(Page text):
━━━━

I have a text file that contains data that I am trying to make more easily readable. Some of the lines, e.g. info 2 below, have the results over multiple lines, where there is a line break followed by a number of spaces (see below).
info 1 : holiday
info 2: today the weather is very \n\r
hot
I would like to remove all line breaks where there is a line break followed by a space. I have tried using
tr '\n\r ' ' ' < test.txt
but this removes all line endings. Is there a way to remove only those line endings followed by a space? I have quite a number of small files which I want to loop over.
Thanks in advance for any help!
CodePudding user response:
tr
is for TRanslating characters. It replaces characters in the first set for characters in the second set. This is a set of characters, the order of characters in the set do not matter (that much) for tr.
Is there a way
Yes, you have to match a newline followed by spaces and remove them. Note that most unix tools work on newlines, you have to use tools that work on the whole file. For example, with GNU sed:
sed -z 's/\n\r //'
CodePudding user response:
try
cat your_file | tr "\r\n" "#" | sed -e "s/# \ / /g" | tr "#" "\n"

━━━━

(Supplied material):
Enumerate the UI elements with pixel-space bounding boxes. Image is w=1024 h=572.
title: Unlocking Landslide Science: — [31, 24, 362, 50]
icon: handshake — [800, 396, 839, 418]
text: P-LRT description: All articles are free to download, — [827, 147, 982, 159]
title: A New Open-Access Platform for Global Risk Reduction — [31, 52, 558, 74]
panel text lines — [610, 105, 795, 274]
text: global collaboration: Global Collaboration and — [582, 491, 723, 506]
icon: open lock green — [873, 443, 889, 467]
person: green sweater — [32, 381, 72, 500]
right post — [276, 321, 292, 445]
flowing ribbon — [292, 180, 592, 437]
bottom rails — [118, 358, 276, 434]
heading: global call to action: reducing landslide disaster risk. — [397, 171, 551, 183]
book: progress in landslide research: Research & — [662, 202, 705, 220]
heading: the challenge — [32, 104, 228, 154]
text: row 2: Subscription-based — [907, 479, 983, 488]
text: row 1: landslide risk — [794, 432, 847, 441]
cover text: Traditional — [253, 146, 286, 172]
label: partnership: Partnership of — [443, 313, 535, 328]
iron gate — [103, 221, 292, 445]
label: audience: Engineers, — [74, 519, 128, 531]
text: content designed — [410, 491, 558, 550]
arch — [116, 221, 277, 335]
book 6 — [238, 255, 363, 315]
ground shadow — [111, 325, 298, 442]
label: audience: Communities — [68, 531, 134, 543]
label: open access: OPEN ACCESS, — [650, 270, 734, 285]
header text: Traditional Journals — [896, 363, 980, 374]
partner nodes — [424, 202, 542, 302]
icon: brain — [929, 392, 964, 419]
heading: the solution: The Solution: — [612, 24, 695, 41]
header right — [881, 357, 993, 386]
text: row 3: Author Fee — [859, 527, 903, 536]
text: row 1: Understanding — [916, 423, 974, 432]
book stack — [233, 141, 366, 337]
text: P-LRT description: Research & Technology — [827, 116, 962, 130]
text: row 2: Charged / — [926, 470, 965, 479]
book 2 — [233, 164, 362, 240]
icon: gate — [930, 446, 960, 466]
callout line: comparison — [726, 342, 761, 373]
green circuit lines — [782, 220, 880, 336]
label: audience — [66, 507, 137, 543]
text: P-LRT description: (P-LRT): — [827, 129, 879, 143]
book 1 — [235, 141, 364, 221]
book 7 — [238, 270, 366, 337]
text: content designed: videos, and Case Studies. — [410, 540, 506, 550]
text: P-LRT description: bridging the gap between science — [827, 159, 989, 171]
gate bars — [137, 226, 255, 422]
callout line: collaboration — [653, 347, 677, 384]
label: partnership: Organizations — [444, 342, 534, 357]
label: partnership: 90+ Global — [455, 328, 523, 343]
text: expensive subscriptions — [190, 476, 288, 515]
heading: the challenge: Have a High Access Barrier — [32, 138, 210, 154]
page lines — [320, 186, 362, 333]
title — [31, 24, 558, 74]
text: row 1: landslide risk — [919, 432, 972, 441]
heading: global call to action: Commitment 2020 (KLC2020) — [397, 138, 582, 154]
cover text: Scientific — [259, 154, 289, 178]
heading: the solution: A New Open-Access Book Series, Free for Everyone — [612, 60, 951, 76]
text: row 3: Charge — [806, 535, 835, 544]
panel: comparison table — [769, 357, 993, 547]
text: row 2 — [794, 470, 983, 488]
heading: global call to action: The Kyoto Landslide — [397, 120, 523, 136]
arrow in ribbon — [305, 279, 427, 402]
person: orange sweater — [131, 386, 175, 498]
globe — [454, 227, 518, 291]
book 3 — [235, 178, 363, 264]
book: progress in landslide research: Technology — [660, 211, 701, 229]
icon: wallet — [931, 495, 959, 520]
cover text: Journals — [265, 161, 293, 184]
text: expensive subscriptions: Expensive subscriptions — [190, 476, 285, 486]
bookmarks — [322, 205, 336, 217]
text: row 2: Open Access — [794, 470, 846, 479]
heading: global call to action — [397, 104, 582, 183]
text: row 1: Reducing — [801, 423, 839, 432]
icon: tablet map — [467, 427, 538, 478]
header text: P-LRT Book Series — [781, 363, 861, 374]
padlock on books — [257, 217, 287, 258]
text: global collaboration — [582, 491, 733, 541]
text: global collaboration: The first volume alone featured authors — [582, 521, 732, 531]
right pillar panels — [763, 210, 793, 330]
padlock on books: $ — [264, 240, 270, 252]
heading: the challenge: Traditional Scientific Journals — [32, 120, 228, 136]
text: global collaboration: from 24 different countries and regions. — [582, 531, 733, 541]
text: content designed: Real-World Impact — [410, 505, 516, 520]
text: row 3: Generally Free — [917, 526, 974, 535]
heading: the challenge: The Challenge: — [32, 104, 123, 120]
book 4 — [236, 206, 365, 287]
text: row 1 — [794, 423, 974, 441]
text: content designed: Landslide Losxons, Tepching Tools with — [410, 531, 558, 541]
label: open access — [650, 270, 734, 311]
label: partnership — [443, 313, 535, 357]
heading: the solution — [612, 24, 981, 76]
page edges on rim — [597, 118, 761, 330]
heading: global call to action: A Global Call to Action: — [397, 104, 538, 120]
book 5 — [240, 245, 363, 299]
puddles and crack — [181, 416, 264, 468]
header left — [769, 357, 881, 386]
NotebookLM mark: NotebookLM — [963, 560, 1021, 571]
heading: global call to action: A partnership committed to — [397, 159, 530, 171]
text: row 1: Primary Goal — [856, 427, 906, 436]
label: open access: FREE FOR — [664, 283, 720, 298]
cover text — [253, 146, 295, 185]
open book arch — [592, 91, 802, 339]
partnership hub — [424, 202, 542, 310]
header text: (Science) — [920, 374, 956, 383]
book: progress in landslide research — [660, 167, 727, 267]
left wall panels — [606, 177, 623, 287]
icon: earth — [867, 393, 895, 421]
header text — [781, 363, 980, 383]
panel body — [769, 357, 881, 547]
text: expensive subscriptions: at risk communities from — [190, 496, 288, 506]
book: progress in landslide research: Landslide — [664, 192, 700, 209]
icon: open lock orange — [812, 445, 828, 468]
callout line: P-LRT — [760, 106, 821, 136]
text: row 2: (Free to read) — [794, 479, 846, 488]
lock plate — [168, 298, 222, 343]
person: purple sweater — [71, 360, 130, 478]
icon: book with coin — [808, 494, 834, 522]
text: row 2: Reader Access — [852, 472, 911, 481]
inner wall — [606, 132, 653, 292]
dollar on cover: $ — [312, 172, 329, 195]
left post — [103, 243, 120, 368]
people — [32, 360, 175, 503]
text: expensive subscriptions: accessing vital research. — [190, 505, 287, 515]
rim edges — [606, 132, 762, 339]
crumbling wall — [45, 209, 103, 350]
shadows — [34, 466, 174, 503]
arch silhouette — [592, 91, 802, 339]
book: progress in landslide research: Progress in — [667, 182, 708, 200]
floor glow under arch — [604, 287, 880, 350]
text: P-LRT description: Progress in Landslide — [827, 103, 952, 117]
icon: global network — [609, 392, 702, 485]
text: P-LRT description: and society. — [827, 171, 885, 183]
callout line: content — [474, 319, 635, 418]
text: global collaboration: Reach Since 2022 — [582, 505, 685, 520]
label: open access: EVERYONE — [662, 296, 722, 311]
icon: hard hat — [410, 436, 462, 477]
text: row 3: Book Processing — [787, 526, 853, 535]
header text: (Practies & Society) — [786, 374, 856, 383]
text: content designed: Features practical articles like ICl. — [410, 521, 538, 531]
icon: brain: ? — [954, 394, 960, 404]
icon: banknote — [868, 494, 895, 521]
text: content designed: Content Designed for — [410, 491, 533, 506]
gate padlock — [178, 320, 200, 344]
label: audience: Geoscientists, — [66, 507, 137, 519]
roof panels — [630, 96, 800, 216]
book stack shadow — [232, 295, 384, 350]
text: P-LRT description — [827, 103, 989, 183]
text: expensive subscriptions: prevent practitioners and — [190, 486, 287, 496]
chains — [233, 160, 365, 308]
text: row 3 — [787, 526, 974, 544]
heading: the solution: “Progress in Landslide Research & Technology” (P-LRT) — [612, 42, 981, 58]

━━━━

(Exercise set):
• a. In the listing, change "handshake" to "lightbulb" in the stretch from its first line through the line containing "panel text lines — [610, 105, 795, 274]", and return only those lines, otherwise unchanged.
• b. Extend the forum thread on removing line breaks followed by spaces, picking up after its last line.
The forum thread and the listing were taken from unrelated sources.

(Results of the tasks):
• a.
Enumerate the UI elements with pixel-space bounding boxes. Image is w=1024 h=572.
title: Unlocking Landslide Science: — [31, 24, 362, 50]
icon: lightbulb — [800, 396, 839, 418]
text: P-LRT description: All articles are free to download, — [827, 147, 982, 159]
title: A New Open-Access Platform for Global Risk Reduction — [31, 52, 558, 74]
panel text lines — [610, 105, 795, 274]

• b.
replace "#" on any symbol, that not exists in your text
CodePudding user response:
You could use sed
for this
$ sed ':a;N;s/\(\\n\\r\)\?\n \ \(.*\)/\2/;ba' input_file
info 1 : holiday
info 2: today the weather is very hot
CodePudding user response:
Using perl:
perl -p0e 's/ *\r\n / /g' test.txt
CodePudding user response:
You could read all lines into the pattern space, and then match the newline \n\r
and capture at least a single space in a group.
In the replacement the backreference \1
to the captured space.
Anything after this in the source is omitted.